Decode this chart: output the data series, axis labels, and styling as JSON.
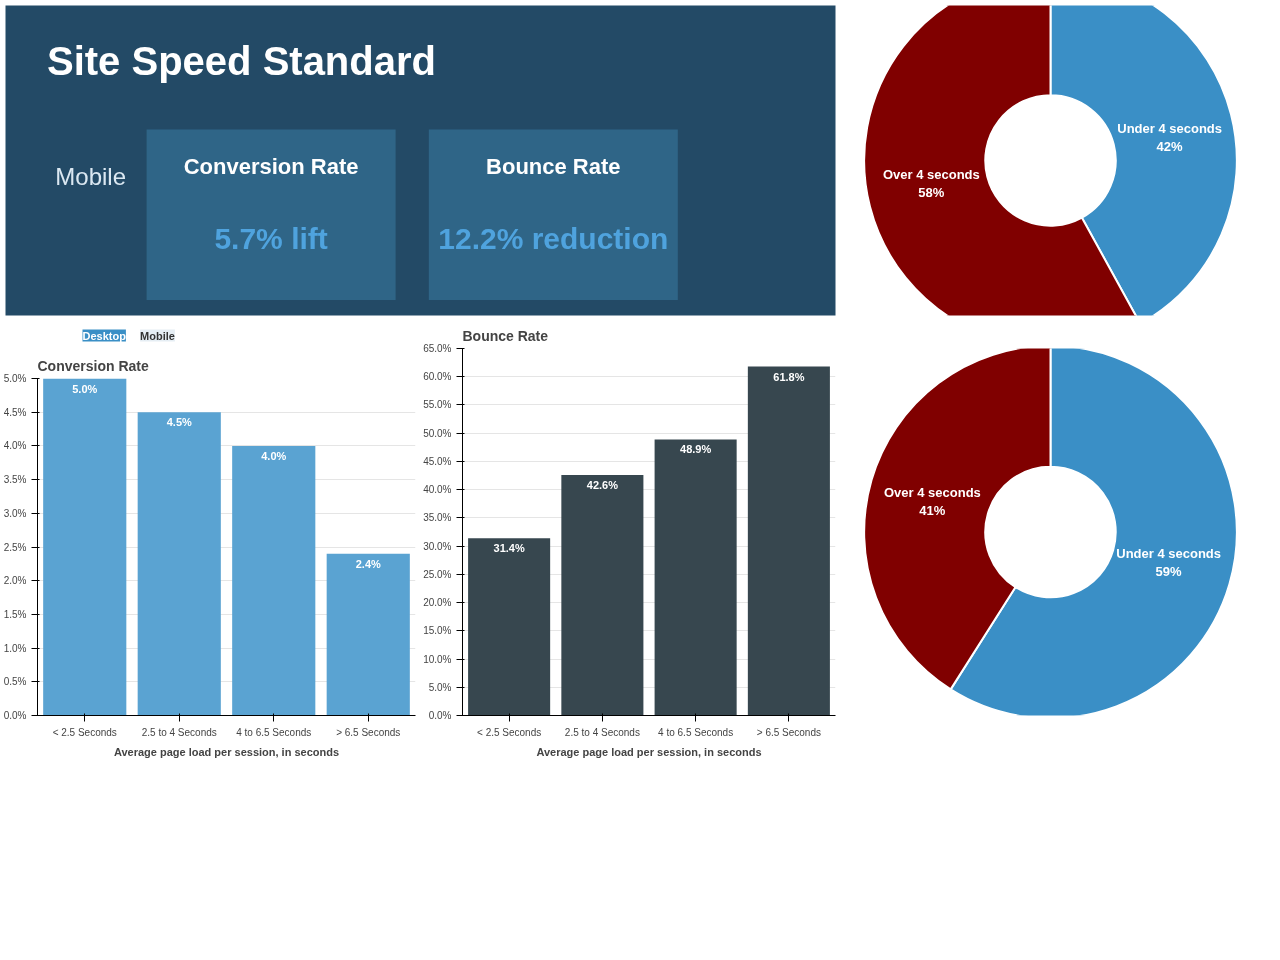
{
  "chart_data": [
    {
      "type": "other",
      "title": "Site Speed Standard",
      "annotations": [
        "Mobile",
        "Conversion Rate",
        "5.7% lift",
        "Bounce Rate",
        "12.2% reduction"
      ]
    },
    {
      "type": "donut",
      "categories": [
        "Under 4 seconds",
        "Over 4 seconds"
      ],
      "values": [
        42,
        58
      ],
      "value_labels": [
        "42%",
        "58%"
      ],
      "colors": [
        "#3a8fc6",
        "#800000"
      ]
    },
    {
      "type": "bar",
      "title": "Conversion Rate",
      "xlabel": "Average page load per session, in seconds",
      "annotations": [
        "Desktop",
        "Mobile"
      ],
      "categories": [
        "< 2.5 Seconds",
        "2.5 to 4 Seconds",
        "4 to 6.5 Seconds",
        "> 6.5 Seconds"
      ],
      "values": [
        5.0,
        4.5,
        4.0,
        2.4
      ],
      "value_labels": [
        "5.0%",
        "4.5%",
        "4.0%",
        "2.4%"
      ],
      "color": "#5aa3d2",
      "ylim": [
        0,
        5
      ],
      "yticks": [
        {
          "value": 0,
          "label": "0.0%"
        },
        {
          "value": 0.5,
          "label": "0.5%"
        },
        {
          "value": 1,
          "label": "1.0%"
        },
        {
          "value": 1.5,
          "label": "1.5%"
        },
        {
          "value": 2,
          "label": "2.0%"
        },
        {
          "value": 2.5,
          "label": "2.5%"
        },
        {
          "value": 3,
          "label": "3.0%"
        },
        {
          "value": 3.5,
          "label": "3.5%"
        },
        {
          "value": 4,
          "label": "4.0%"
        },
        {
          "value": 4.5,
          "label": "4.5%"
        },
        {
          "value": 5,
          "label": "5.0%"
        }
      ],
      "grid": "y"
    },
    {
      "type": "bar",
      "title": "Bounce Rate",
      "xlabel": "Average page load per session, in seconds",
      "categories": [
        "< 2.5 Seconds",
        "2.5 to 4 Seconds",
        "4 to 6.5 Seconds",
        "> 6.5 Seconds"
      ],
      "values": [
        31.4,
        42.6,
        48.9,
        61.8
      ],
      "value_labels": [
        "31.4%",
        "42.6%",
        "48.9%",
        "61.8%"
      ],
      "color": "#37474f",
      "ylim": [
        0,
        65
      ],
      "yticks": [
        {
          "value": 0,
          "label": "0.0%"
        },
        {
          "value": 5,
          "label": "5.0%"
        },
        {
          "value": 10,
          "label": "10.0%"
        },
        {
          "value": 15,
          "label": "15.0%"
        },
        {
          "value": 20,
          "label": "20.0%"
        },
        {
          "value": 25,
          "label": "25.0%"
        },
        {
          "value": 30,
          "label": "30.0%"
        },
        {
          "value": 35,
          "label": "35.0%"
        },
        {
          "value": 40,
          "label": "40.0%"
        },
        {
          "value": 45,
          "label": "45.0%"
        },
        {
          "value": 50,
          "label": "50.0%"
        },
        {
          "value": 55,
          "label": "55.0%"
        },
        {
          "value": 60,
          "label": "60.0%"
        },
        {
          "value": 65,
          "label": "65.0%"
        }
      ],
      "grid": "y"
    },
    {
      "type": "donut",
      "categories": [
        "Under 4 seconds",
        "Over 4 seconds"
      ],
      "values": [
        59,
        41
      ],
      "value_labels": [
        "59%",
        "41%"
      ],
      "colors": [
        "#3a8fc6",
        "#800000"
      ]
    }
  ]
}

------------------------------------------------------------------------

Write out every record above exactly as it stands, but leave out the pictures.

Decode this chart: output the data series, axis labels, and styling as JSON.
{
  "chart_data": [
    {
      "type": "other",
      "title": "Site Speed Standard",
      "annotations": [
        "Mobile",
        "Conversion Rate",
        "5.7% lift",
        "Bounce Rate",
        "12.2% reduction"
      ]
    },
    {
      "type": "donut",
      "categories": [
        "Under 4 seconds",
        "Over 4 seconds"
      ],
      "values": [
        42,
        58
      ],
      "value_labels": [
        "42%",
        "58%"
      ],
      "colors": [
        "#3a8fc6",
        "#800000"
      ]
    },
    {
      "type": "bar",
      "title": "Conversion Rate",
      "xlabel": "Average page load per session, in seconds",
      "annotations": [
        "Desktop",
        "Mobile"
      ],
      "categories": [
        "< 2.5 Seconds",
        "2.5 to 4 Seconds",
        "4 to 6.5 Seconds",
        "> 6.5 Seconds"
      ],
      "values": [
        5.0,
        4.5,
        4.0,
        2.4
      ],
      "value_labels": [
        "5.0%",
        "4.5%",
        "4.0%",
        "2.4%"
      ],
      "color": "#5aa3d2",
      "ylim": [
        0,
        5
      ],
      "yticks": [
        {
          "value": 0,
          "label": "0.0%"
        },
        {
          "value": 0.5,
          "label": "0.5%"
        },
        {
          "value": 1,
          "label": "1.0%"
        },
        {
          "value": 1.5,
          "label": "1.5%"
        },
        {
          "value": 2,
          "label": "2.0%"
        },
        {
          "value": 2.5,
          "label": "2.5%"
        },
        {
          "value": 3,
          "label": "3.0%"
        },
        {
          "value": 3.5,
          "label": "3.5%"
        },
        {
          "value": 4,
          "label": "4.0%"
        },
        {
          "value": 4.5,
          "label": "4.5%"
        },
        {
          "value": 5,
          "label": "5.0%"
        }
      ],
      "grid": "y"
    },
    {
      "type": "bar",
      "title": "Bounce Rate",
      "xlabel": "Average page load per session, in seconds",
      "categories": [
        "< 2.5 Seconds",
        "2.5 to 4 Seconds",
        "4 to 6.5 Seconds",
        "> 6.5 Seconds"
      ],
      "values": [
        31.4,
        42.6,
        48.9,
        61.8
      ],
      "value_labels": [
        "31.4%",
        "42.6%",
        "48.9%",
        "61.8%"
      ],
      "color": "#37474f",
      "ylim": [
        0,
        65
      ],
      "yticks": [
        {
          "value": 0,
          "label": "0.0%"
        },
        {
          "value": 5,
          "label": "5.0%"
        },
        {
          "value": 10,
          "label": "10.0%"
        },
        {
          "value": 15,
          "label": "15.0%"
        },
        {
          "value": 20,
          "label": "20.0%"
        },
        {
          "value": 25,
          "label": "25.0%"
        },
        {
          "value": 30,
          "label": "30.0%"
        },
        {
          "value": 35,
          "label": "35.0%"
        },
        {
          "value": 40,
          "label": "40.0%"
        },
        {
          "value": 45,
          "label": "45.0%"
        },
        {
          "value": 50,
          "label": "50.0%"
        },
        {
          "value": 55,
          "label": "55.0%"
        },
        {
          "value": 60,
          "label": "60.0%"
        },
        {
          "value": 65,
          "label": "65.0%"
        }
      ],
      "grid": "y"
    },
    {
      "type": "donut",
      "categories": [
        "Under 4 seconds",
        "Over 4 seconds"
      ],
      "values": [
        59,
        41
      ],
      "value_labels": [
        "59%",
        "41%"
      ],
      "colors": [
        "#3a8fc6",
        "#800000"
      ]
    }
  ]
}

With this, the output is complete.